*STATED TASK*
Produce an exact copy of all the data below, dropping every image.

*TASK MATERIAL*
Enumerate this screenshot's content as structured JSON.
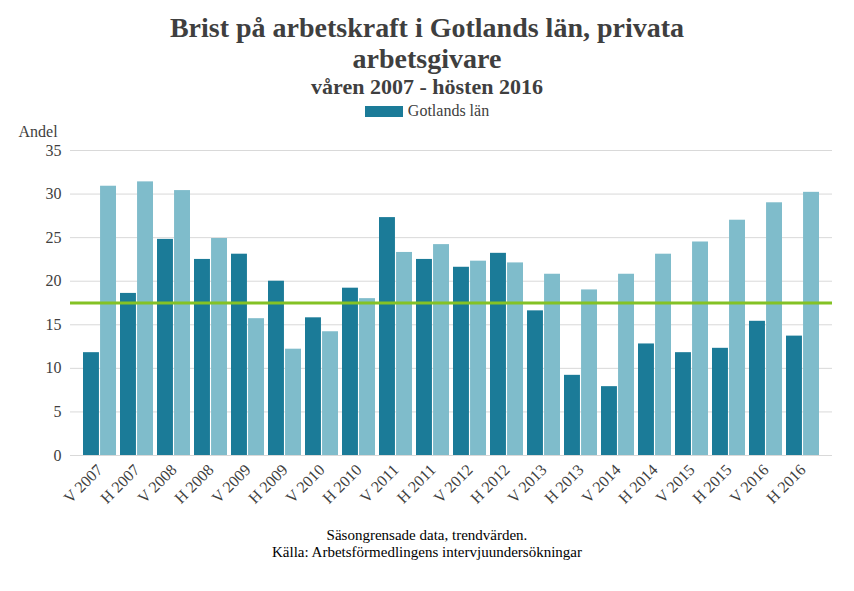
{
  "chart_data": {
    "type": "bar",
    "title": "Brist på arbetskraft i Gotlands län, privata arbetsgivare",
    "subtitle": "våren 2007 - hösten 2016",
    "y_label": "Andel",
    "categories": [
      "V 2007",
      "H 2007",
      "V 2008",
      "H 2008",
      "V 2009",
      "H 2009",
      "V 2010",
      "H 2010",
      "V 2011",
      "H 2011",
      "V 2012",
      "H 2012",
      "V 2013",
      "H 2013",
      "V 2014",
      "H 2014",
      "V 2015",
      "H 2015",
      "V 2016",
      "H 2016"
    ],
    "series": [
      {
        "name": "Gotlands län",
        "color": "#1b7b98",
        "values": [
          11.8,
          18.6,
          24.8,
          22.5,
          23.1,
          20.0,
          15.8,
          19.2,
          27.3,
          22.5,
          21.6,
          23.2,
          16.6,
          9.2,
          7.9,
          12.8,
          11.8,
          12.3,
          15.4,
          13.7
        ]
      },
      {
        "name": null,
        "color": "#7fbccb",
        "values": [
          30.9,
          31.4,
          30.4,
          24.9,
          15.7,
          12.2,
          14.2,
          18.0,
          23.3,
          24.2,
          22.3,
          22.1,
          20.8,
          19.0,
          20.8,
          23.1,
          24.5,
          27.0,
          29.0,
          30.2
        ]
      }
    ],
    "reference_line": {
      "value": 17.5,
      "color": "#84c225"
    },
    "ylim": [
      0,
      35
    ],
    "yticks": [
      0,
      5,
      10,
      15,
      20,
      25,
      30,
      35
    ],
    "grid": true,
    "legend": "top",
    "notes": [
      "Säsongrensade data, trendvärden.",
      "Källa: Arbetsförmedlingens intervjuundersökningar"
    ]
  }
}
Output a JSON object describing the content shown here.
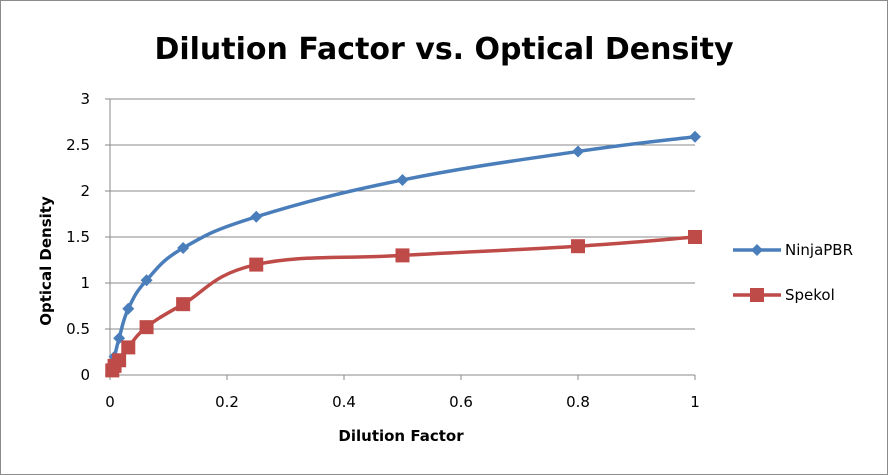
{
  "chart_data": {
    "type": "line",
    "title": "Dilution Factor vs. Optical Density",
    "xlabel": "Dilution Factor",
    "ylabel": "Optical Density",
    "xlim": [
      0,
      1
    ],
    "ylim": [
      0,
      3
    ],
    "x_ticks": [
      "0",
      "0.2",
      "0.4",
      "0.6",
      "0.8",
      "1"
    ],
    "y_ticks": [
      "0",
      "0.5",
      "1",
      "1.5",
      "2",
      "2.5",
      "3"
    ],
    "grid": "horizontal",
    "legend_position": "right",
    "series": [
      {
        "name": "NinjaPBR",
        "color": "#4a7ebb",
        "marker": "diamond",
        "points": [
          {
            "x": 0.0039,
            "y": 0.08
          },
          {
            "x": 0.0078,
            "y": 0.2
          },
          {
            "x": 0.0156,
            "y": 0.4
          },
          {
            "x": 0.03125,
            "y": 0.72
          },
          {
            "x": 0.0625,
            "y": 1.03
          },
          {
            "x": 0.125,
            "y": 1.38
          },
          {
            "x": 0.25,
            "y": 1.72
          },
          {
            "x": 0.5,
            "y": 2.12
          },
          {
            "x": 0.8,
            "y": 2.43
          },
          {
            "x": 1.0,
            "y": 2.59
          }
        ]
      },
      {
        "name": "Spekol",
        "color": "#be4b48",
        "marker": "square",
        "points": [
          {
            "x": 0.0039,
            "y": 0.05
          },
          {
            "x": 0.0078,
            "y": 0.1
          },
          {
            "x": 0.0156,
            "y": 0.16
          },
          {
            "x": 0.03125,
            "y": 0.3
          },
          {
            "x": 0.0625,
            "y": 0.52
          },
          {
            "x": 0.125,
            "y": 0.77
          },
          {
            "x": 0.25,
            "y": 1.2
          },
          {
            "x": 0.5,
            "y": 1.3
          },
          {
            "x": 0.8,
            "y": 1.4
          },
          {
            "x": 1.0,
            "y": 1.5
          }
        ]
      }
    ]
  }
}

*EXERCISE RESULT*
Enumerate this screenshot's content as structured JSON.
{
  "chart_data": {
    "type": "bar",
    "title": "Brist på arbetskraft i Gotlands län, privata arbetsgivare",
    "subtitle": "våren 2007 - hösten 2016",
    "y_label": "Andel",
    "categories": [
      "V 2007",
      "H 2007",
      "V 2008",
      "H 2008",
      "V 2009",
      "H 2009",
      "V 2010",
      "H 2010",
      "V 2011",
      "H 2011",
      "V 2012",
      "H 2012",
      "V 2013",
      "H 2013",
      "V 2014",
      "H 2014",
      "V 2015",
      "H 2015",
      "V 2016",
      "H 2016"
    ],
    "series": [
      {
        "name": "Gotlands län",
        "color": "#1b7b98",
        "values": [
          11.8,
          18.6,
          24.8,
          22.5,
          23.1,
          20.0,
          15.8,
          19.2,
          27.3,
          22.5,
          21.6,
          23.2,
          16.6,
          9.2,
          7.9,
          12.8,
          11.8,
          12.3,
          15.4,
          13.7
        ]
      },
      {
        "name": null,
        "color": "#7fbccb",
        "values": [
          30.9,
          31.4,
          30.4,
          24.9,
          15.7,
          12.2,
          14.2,
          18.0,
          23.3,
          24.2,
          22.3,
          22.1,
          20.8,
          19.0,
          20.8,
          23.1,
          24.5,
          27.0,
          29.0,
          30.2
        ]
      }
    ],
    "reference_line": {
      "value": 17.5,
      "color": "#84c225"
    },
    "ylim": [
      0,
      35
    ],
    "yticks": [
      0,
      5,
      10,
      15,
      20,
      25,
      30,
      35
    ],
    "grid": true,
    "legend": "top",
    "notes": [
      "Säsongrensade data, trendvärden.",
      "Källa: Arbetsförmedlingens intervjuundersökningar"
    ]
  }
}
Output a JSON object describing the content shown here.
{
  "chart_data": {
    "type": "line",
    "title": "Dilution Factor vs. Optical Density",
    "xlabel": "Dilution Factor",
    "ylabel": "Optical Density",
    "xlim": [
      0,
      1
    ],
    "ylim": [
      0,
      3
    ],
    "x_ticks": [
      "0",
      "0.2",
      "0.4",
      "0.6",
      "0.8",
      "1"
    ],
    "y_ticks": [
      "0",
      "0.5",
      "1",
      "1.5",
      "2",
      "2.5",
      "3"
    ],
    "grid": "horizontal",
    "legend_position": "right",
    "series": [
      {
        "name": "NinjaPBR",
        "color": "#4a7ebb",
        "marker": "diamond",
        "points": [
          {
            "x": 0.0039,
            "y": 0.08
          },
          {
            "x": 0.0078,
            "y": 0.2
          },
          {
            "x": 0.0156,
            "y": 0.4
          },
          {
            "x": 0.03125,
            "y": 0.72
          },
          {
            "x": 0.0625,
            "y": 1.03
          },
          {
            "x": 0.125,
            "y": 1.38
          },
          {
            "x": 0.25,
            "y": 1.72
          },
          {
            "x": 0.5,
            "y": 2.12
          },
          {
            "x": 0.8,
            "y": 2.43
          },
          {
            "x": 1.0,
            "y": 2.59
          }
        ]
      },
      {
        "name": "Spekol",
        "color": "#be4b48",
        "marker": "square",
        "points": [
          {
            "x": 0.0039,
            "y": 0.05
          },
          {
            "x": 0.0078,
            "y": 0.1
          },
          {
            "x": 0.0156,
            "y": 0.16
          },
          {
            "x": 0.03125,
            "y": 0.3
          },
          {
            "x": 0.0625,
            "y": 0.52
          },
          {
            "x": 0.125,
            "y": 0.77
          },
          {
            "x": 0.25,
            "y": 1.2
          },
          {
            "x": 0.5,
            "y": 1.3
          },
          {
            "x": 0.8,
            "y": 1.4
          },
          {
            "x": 1.0,
            "y": 1.5
          }
        ]
      }
    ]
  }
}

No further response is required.